## The request
Present the data once more in exactly its original form.

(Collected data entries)

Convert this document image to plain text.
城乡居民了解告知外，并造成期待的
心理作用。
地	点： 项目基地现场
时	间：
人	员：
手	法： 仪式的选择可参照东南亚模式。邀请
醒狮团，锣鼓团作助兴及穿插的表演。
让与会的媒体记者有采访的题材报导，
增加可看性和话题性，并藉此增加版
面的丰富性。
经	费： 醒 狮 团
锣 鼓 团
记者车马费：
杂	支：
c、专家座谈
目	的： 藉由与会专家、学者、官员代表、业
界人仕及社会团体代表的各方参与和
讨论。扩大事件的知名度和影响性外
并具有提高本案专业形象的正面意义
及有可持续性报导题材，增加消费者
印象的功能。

## Written response
Convert this document image to plain text.
城乡居民了解告知外，并造成期待的
心理作用。
地	点： 项目基地现场
时	间：
人	员：
手	法： 仪式的选择可参照东南亚模式。邀请
醒狮团，锣鼓团作助兴及穿插的表演。
让与会的媒体记者有采访的题材报导，
增加可看性和话题性，并藉此增加版
面的丰富性。
经	费： 醒 狮 团
锣 鼓 团
记者车马费：
杂	支：
c、专家座谈
目	的： 藉由与会专家、学者、官员代表、业
界人仕及社会团体代表的各方参与和
讨论。扩大事件的知名度和影响性外
并具有提高本案专业形象的正面意义
及有可持续性报导题材，增加消费者
印象的功能。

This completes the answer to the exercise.